— BEGIN —

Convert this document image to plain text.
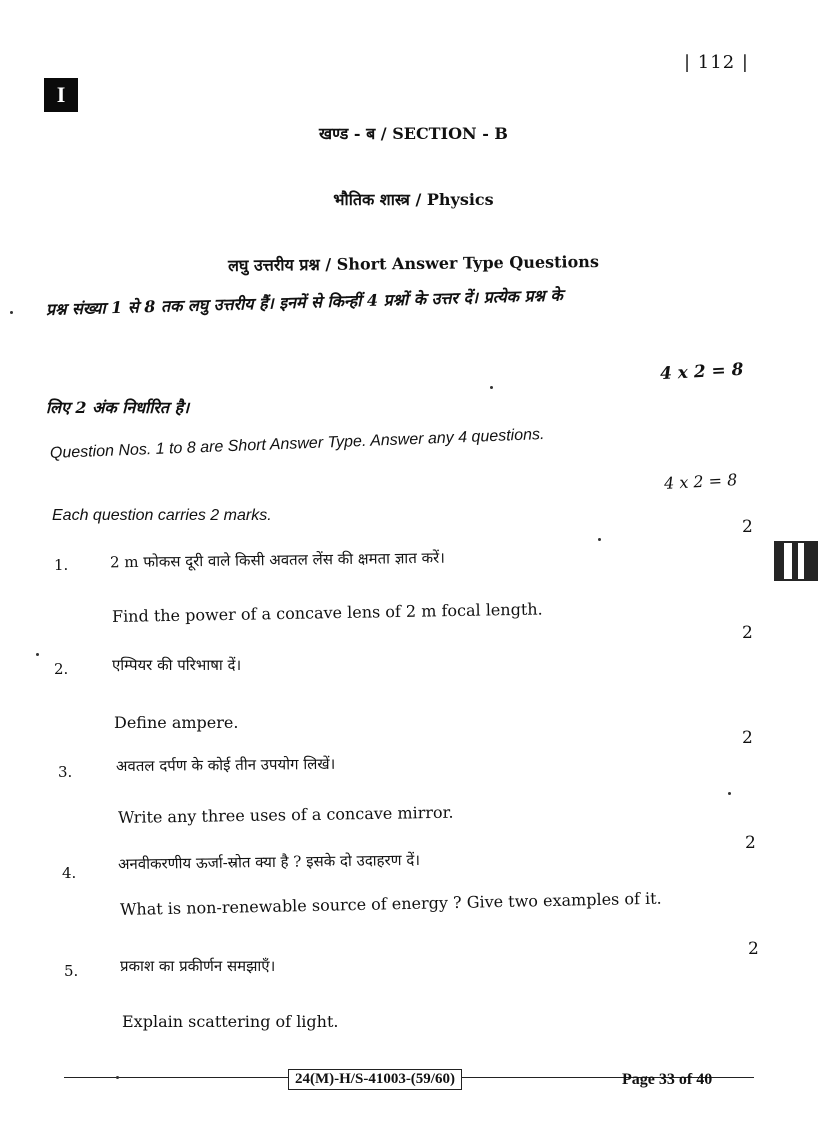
I
| 112 |
खण्ड - ब / SECTION - B
भौतिक शास्त्र / Physics
लघु उत्तरीय प्रश्न / Short Answer Type Questions
प्रश्न संख्या 1 से 8 तक लघु उत्तरीय हैं। इनमें से किन्हीं 4 प्रश्नों के उत्तर दें। प्रत्येक प्रश्न के
4 x 2 = 8
लिए 2 अंक निर्धारित है।
Question Nos. 1 to 8 are Short Answer Type. Answer any 4 questions.
4 x 2 = 8
Each question carries 2 marks.
2
1.	2 m फोकस दूरी वाले किसी अवतल लेंस की क्षमता ज्ञात करें।
Find the power of a concave lens of 2 m focal length.
2
2.	एम्पियर की परिभाषा दें।
Define ampere.
2
3.	अवतल दर्पण के कोई तीन उपयोग लिखें।
Write any three uses of a concave mirror.
2
4.	अनवीकरणीय ऊर्जा-स्रोत क्या है ? इसके दो उदाहरण दें।
What is non-renewable source of energy ? Give two examples of it.
2
5.	प्रकाश का प्रकीर्णन समझाएँ।
Explain scattering of light.
24(M)-H/S-41003-(59/60)	Page 33 of 40
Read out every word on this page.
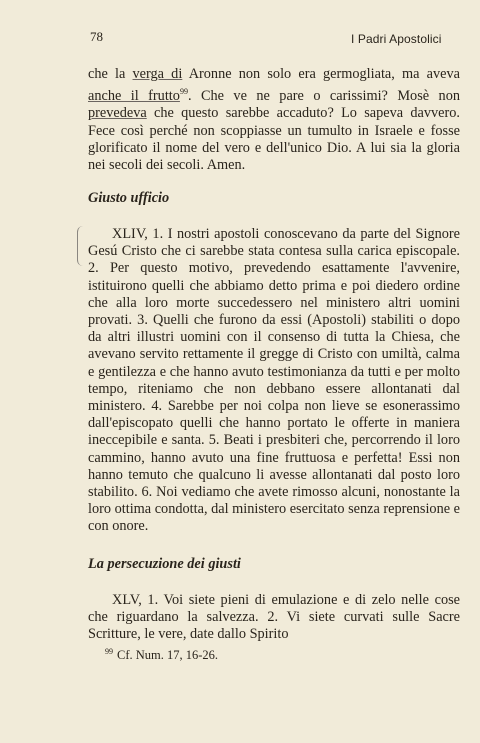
78	I Padri Apostolici

che la verga di Aronne non solo era germogliata, ma aveva anche il frutto$^{99}$. Che ve ne pare o carissimi? Mosè non prevedeva che questo sarebbe accaduto? Lo sapeva davvero. Fece così perché non scoppiasse un tumulto in Israele e fosse glorificato il nome del vero e dell'unico Dio. A lui sia la gloria nei secoli dei secoli. Amen.

Giusto ufficio

XLIV, 1. I nostri apostoli conoscevano da parte del Signore Gesú Cristo che ci sarebbe stata contesa sulla carica episcopale. 2. Per questo motivo, prevedendo esattamente l'avvenire, istituirono quelli che abbiamo detto prima e poi diedero ordine che alla loro morte succedessero nel ministero altri uomini provati. 3. Quelli che furono da essi (Apostoli) stabiliti o dopo da altri illustri uomini con il consenso di tutta la Chiesa, che avevano servito rettamente il gregge di Cristo con umiltà, calma e gentilezza e che hanno avuto testimonianza da tutti e per molto tempo, riteniamo che non debbano essere allontanati dal ministero. 4. Sarebbe per noi colpa non lieve se esonerassimo dall'episcopato quelli che hanno portato le offerte in maniera ineccepibile e santa. 5. Beati i presbiteri che, percorrendo il loro cammino, hanno avuto una fine fruttuosa e perfetta! Essi non hanno temuto che qualcuno li avesse allontanati dal posto loro stabilito. 6. Noi vediamo che avete rimosso alcuni, nonostante la loro ottima condotta, dal ministero esercitato senza reprensione e con onore.

La persecuzione dei giusti

XLV, 1. Voi siete pieni di emulazione e di zelo nelle cose che riguardano la salvezza. 2. Vi siete curvati sulle Sacre Scritture, le vere, date dallo Spirito

$^{99}$ Cf. Num. 17, 16-26.
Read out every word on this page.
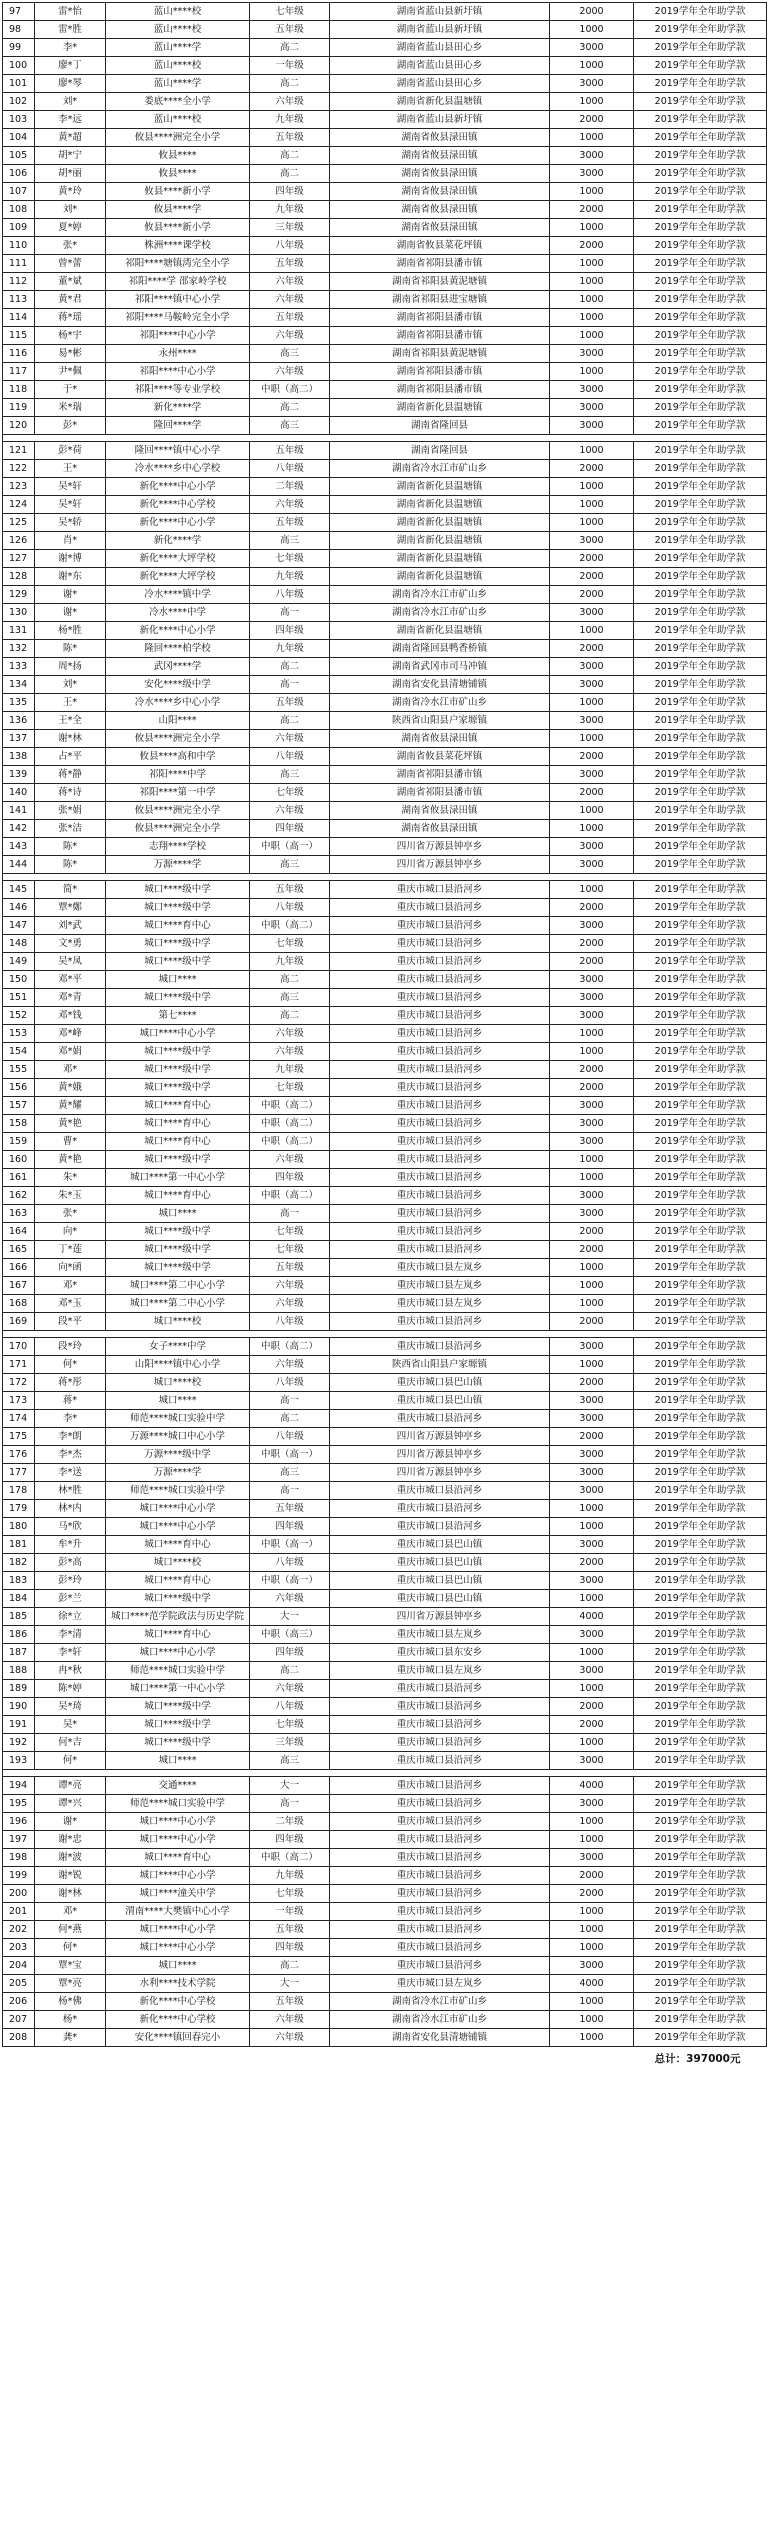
97	雷*怡	蓝山****校	七年级	湖南省蓝山县新圩镇	2000	2019学年全年助学款
98	雷*胜	蓝山****校	五年级	湖南省蓝山县新圩镇	1000	2019学年全年助学款
99	李*	蓝山****学	高二	湖南省蓝山县田心乡	3000	2019学年全年助学款
100	廖*丁	蓝山****校	一年级	湖南省蓝山县田心乡	1000	2019学年全年助学款
101	廖*琴	蓝山****学	高二	湖南省蓝山县田心乡	3000	2019学年全年助学款
102	刘*	娄底****全小学	六年级	湖南省新化县温塘镇	1000	2019学年全年助学款
103	李*远	蓝山****校	九年级	湖南省蓝山县新圩镇	2000	2019学年全年助学款
104	黄*超	攸县****洲完全小学	五年级	湖南省攸县渌田镇	1000	2019学年全年助学款
105	胡*宁	攸县****	高二	湖南省攸县渌田镇	3000	2019学年全年助学款
106	胡*丽	攸县****	高二	湖南省攸县渌田镇	3000	2019学年全年助学款
107	黄*玲	攸县****新小学	四年级	湖南省攸县渌田镇	1000	2019学年全年助学款
108	刘*	攸县****学	九年级	湖南省攸县渌田镇	2000	2019学年全年助学款
109	夏*婷	攸县****新小学	三年级	湖南省攸县渌田镇	1000	2019学年全年助学款
110	张*	株洲****课学校	八年级	湖南省攸县菜花坪镇	2000	2019学年全年助学款
111	曾*蕾	祁阳****塘镇湾完全小学	五年级	湖南省祁阳县潘市镇	1000	2019学年全年助学款
112	董*斌	祁阳****学 邵家岭学校	六年级	湖南省祁阳县黄泥塘镇	1000	2019学年全年助学款
113	黄*君	祁阳****镇中心小学	六年级	湖南省祁阳县进宝塘镇	1000	2019学年全年助学款
114	蒋*瑶	祁阳****马鞍岭完全小学	五年级	湖南省祁阳县潘市镇	1000	2019学年全年助学款
115	杨*宇	祁阳****中心小学	六年级	湖南省祁阳县潘市镇	1000	2019学年全年助学款
116	易*彬	永州****	高三	湖南省祁阳县黄泥塘镇	3000	2019学年全年助学款
117	尹*佩	祁阳****中心小学	六年级	湖南省祁阳县潘市镇	1000	2019学年全年助学款
118	于*	祁阳****等专业学校	中职（高二）	湖南省祁阳县潘市镇	3000	2019学年全年助学款
119	米*瑞	新化****学	高二	湖南省新化县温塘镇	3000	2019学年全年助学款
120	彭*	隆回****学	高三	湖南省隆回县	3000	2019学年全年助学款

121	彭*荷	隆回****镇中心小学	五年级	湖南省隆回县	1000	2019学年全年助学款
122	王*	冷水****乡中心学校	八年级	湖南省冷水江市矿山乡	2000	2019学年全年助学款
123	吴*轩	新化****中心小学	二年级	湖南省新化县温塘镇	1000	2019学年全年助学款
124	吴*轩	新化****中心学校	六年级	湖南省新化县温塘镇	1000	2019学年全年助学款
125	吴*轿	新化****中心小学	五年级	湖南省新化县温塘镇	1000	2019学年全年助学款
126	肖*	新化****学	高三	湖南省新化县温塘镇	3000	2019学年全年助学款
127	谢*博	新化****大坪学校	七年级	湖南省新化县温塘镇	2000	2019学年全年助学款
128	谢*东	新化****大坪学校	九年级	湖南省新化县温塘镇	2000	2019学年全年助学款
129	谢*	冷水****镇中学	八年级	湖南省冷水江市矿山乡	2000	2019学年全年助学款
130	谢*	冷水****中学	高一	湖南省冷水江市矿山乡	3000	2019学年全年助学款
131	杨*胜	新化****中心小学	四年级	湖南省新化县温塘镇	1000	2019学年全年助学款
132	陈*	隆回****柏学校	九年级	湖南省隆回县鸭香桥镇	2000	2019学年全年助学款
133	周*扬	武冈****学	高二	湖南省武冈市司马冲镇	3000	2019学年全年助学款
134	刘*	安化****级中学	高一	湖南省安化县清塘铺镇	3000	2019学年全年助学款
135	王*	冷水****乡中心小学	五年级	湖南省冷水江市矿山乡	1000	2019学年全年助学款
136	王*全	山阳****	高二	陕西省山阳县户家塬镇	3000	2019学年全年助学款
137	谢*林	攸县****洲完全小学	六年级	湖南省攸县渌田镇	1000	2019学年全年助学款
138	占*平	攸县****高和中学	八年级	湖南省攸县菜花坪镇	2000	2019学年全年助学款
139	蒋*静	祁阳****中学	高三	湖南省祁阳县潘市镇	3000	2019学年全年助学款
140	蒋*诗	祁阳****第一中学	七年级	湖南省祁阳县潘市镇	2000	2019学年全年助学款
141	张*娟	攸县****洲完全小学	六年级	湖南省攸县渌田镇	1000	2019学年全年助学款
142	张*洁	攸县****洲完全小学	四年级	湖南省攸县渌田镇	1000	2019学年全年助学款
143	陈*	志翔****学校	中职（高一）	四川省万源县钟亭乡	3000	2019学年全年助学款
144	陈*	万源****学	高三	四川省万源县钟亭乡	3000	2019学年全年助学款

145	简*	城口****级中学	五年级	重庆市城口县沿河乡	1000	2019学年全年助学款
146	覃*鄭	城口****级中学	八年级	重庆市城口县沿河乡	2000	2019学年全年助学款
147	刘*武	城口****育中心	中职（高二）	重庆市城口县沿河乡	3000	2019学年全年助学款
148	文*勇	城口****级中学	七年级	重庆市城口县沿河乡	2000	2019学年全年助学款
149	吴*凤	城口****级中学	九年级	重庆市城口县沿河乡	2000	2019学年全年助学款
150	邓*平	城口****	高二	重庆市城口县沿河乡	3000	2019学年全年助学款
151	邓*青	城口****级中学	高三	重庆市城口县沿河乡	3000	2019学年全年助学款
152	邓*钱	第七****	高二	重庆市城口县沿河乡	3000	2019学年全年助学款
153	邓*峰	城口****中心小学	六年级	重庆市城口县沿河乡	1000	2019学年全年助学款
154	邓*娟	城口****级中学	六年级	重庆市城口县沿河乡	1000	2019学年全年助学款
155	邓*	城口****级中学	九年级	重庆市城口县沿河乡	2000	2019学年全年助学款
156	黄*娥	城口****级中学	七年级	重庆市城口县沿河乡	2000	2019学年全年助学款
157	黄*耀	城口****育中心	中职（高二）	重庆市城口县沿河乡	3000	2019学年全年助学款
158	黄*艳	城口****育中心	中职（高二）	重庆市城口县沿河乡	3000	2019学年全年助学款
159	曹*	城口****育中心	中职（高二）	重庆市城口县沿河乡	3000	2019学年全年助学款
160	黄*艳	城口****级中学	六年级	重庆市城口县沿河乡	1000	2019学年全年助学款
161	朱*	城口****第一中心小学	四年级	重庆市城口县沿河乡	1000	2019学年全年助学款
162	朱*玉	城口****育中心	中职（高二）	重庆市城口县沿河乡	3000	2019学年全年助学款
163	张*	城口****	高一	重庆市城口县沿河乡	3000	2019学年全年助学款
164	向*	城口****级中学	七年级	重庆市城口县沿河乡	2000	2019学年全年助学款
165	丁*莲	城口****级中学	七年级	重庆市城口县沿河乡	2000	2019学年全年助学款
166	向*函	城口****级中学	五年级	重庆市城口县左岚乡	1000	2019学年全年助学款
167	邓*	城口****第二中心小学	六年级	重庆市城口县左岚乡	1000	2019学年全年助学款
168	邓*玉	城口****第二中心小学	六年级	重庆市城口县左岚乡	1000	2019学年全年助学款
169	段*平	城口****校	八年级	重庆市城口县沿河乡	2000	2019学年全年助学款

170	段*玲	女子****中学	中职（高二）	重庆市城口县沿河乡	3000	2019学年全年助学款
171	何*	山阳****镇中心小学	六年级	陕西省山阳县户家塬镇	1000	2019学年全年助学款
172	蒋*彤	城口****校	八年级	重庆市城口县巴山镇	2000	2019学年全年助学款
173	蒋*	城口****	高一	重庆市城口县巴山镇	3000	2019学年全年助学款
174	李*	师范****城口实验中学	高二	重庆市城口县沿河乡	3000	2019学年全年助学款
175	李*朗	万源****城口中心小学	八年级	四川省万源县钟亭乡	2000	2019学年全年助学款
176	李*杰	万源****级中学	中职（高一）	四川省万源县钟亭乡	3000	2019学年全年助学款
177	李*送	万源****学	高三	四川省万源县钟亭乡	3000	2019学年全年助学款
178	林*胜	师范****城口实验中学	高一	重庆市城口县沿河乡	3000	2019学年全年助学款
179	林*内	城口****中心小学	五年级	重庆市城口县沿河乡	1000	2019学年全年助学款
180	马*欣	城口****中心小学	四年级	重庆市城口县沿河乡	1000	2019学年全年助学款
181	牟*升	城口****育中心	中职（高一）	重庆市城口县巴山镇	3000	2019学年全年助学款
182	彭*高	城口****校	八年级	重庆市城口县巴山镇	2000	2019学年全年助学款
183	彭*玲	城口****育中心	中职（高一）	重庆市城口县巴山镇	3000	2019学年全年助学款
184	彭*兰	城口****级中学	六年级	重庆市城口县巴山镇	1000	2019学年全年助学款
185	徐*立	城口****范学院政法与历史学院	大一	四川省万源县钟亭乡	4000	2019学年全年助学款
186	李*清	城口****育中心	中职（高三）	重庆市城口县左岚乡	3000	2019学年全年助学款
187	李*轩	城口****中心小学	四年级	重庆市城口县东安乡	1000	2019学年全年助学款
188	冉*秋	师范****城口实验中学	高二	重庆市城口县左岚乡	3000	2019学年全年助学款
189	陈*婷	城口****第一中心小学	六年级	重庆市城口县沿河乡	1000	2019学年全年助学款
190	吴*琦	城口****级中学	八年级	重庆市城口县沿河乡	2000	2019学年全年助学款
191	吴*	城口****级中学	七年级	重庆市城口县沿河乡	2000	2019学年全年助学款
192	何*吉	城口****级中学	三年级	重庆市城口县沿河乡	1000	2019学年全年助学款
193	何*	城口****	高三	重庆市城口县沿河乡	3000	2019学年全年助学款

194	谭*亮	交通****	大一	重庆市城口县沿河乡	4000	2019学年全年助学款
195	谭*兴	师范****城口实验中学	高一	重庆市城口县沿河乡	3000	2019学年全年助学款
196	谢*	城口****中心小学	二年级	重庆市城口县沿河乡	1000	2019学年全年助学款
197	谢*忠	城口****中心小学	四年级	重庆市城口县沿河乡	1000	2019学年全年助学款
198	谢*波	城口****育中心	中职（高二）	重庆市城口县沿河乡	3000	2019学年全年助学款
199	谢*锐	城口****中心小学	九年级	重庆市城口县沿河乡	2000	2019学年全年助学款
200	谢*林	城口****潼关中学	七年级	重庆市城口县沿河乡	2000	2019学年全年助学款
201	邓*	渭南****大樊镇中心小学	一年级	重庆市城口县沿河乡	1000	2019学年全年助学款
202	何*燕	城口****中心小学	五年级	重庆市城口县沿河乡	1000	2019学年全年助学款
203	何*	城口****中心小学	四年级	重庆市城口县沿河乡	1000	2019学年全年助学款
204	覃*宝	城口****	高二	重庆市城口县沿河乡	3000	2019学年全年助学款
205	覃*亮	水利****技术学院	大一	重庆市城口县左岚乡	4000	2019学年全年助学款
206	杨*佛	新化****中心学校	五年级	湖南省冷水江市矿山乡	1000	2019学年全年助学款
207	杨*	新化****中心学校	六年级	湖南省冷水江市矿山乡	1000	2019学年全年助学款
208	龚*	安化****镇回春完小	六年级	湖南省安化县清塘铺镇	1000	2019学年全年助学款
总计：397000元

— END —

PROBLEM TO WORK ON:
Go through the data above and find the lines with the word "第二中心小学". Copy each of those lines.

ANSWER FOR THIS EXERCISE:
167	邓*	城口****第二中心小学	六年级	重庆市城口县左岚乡	1000	2019学年全年助学款
168	邓*玉	城口****第二中心小学	六年级	重庆市城口县左岚乡	1000	2019学年全年助学款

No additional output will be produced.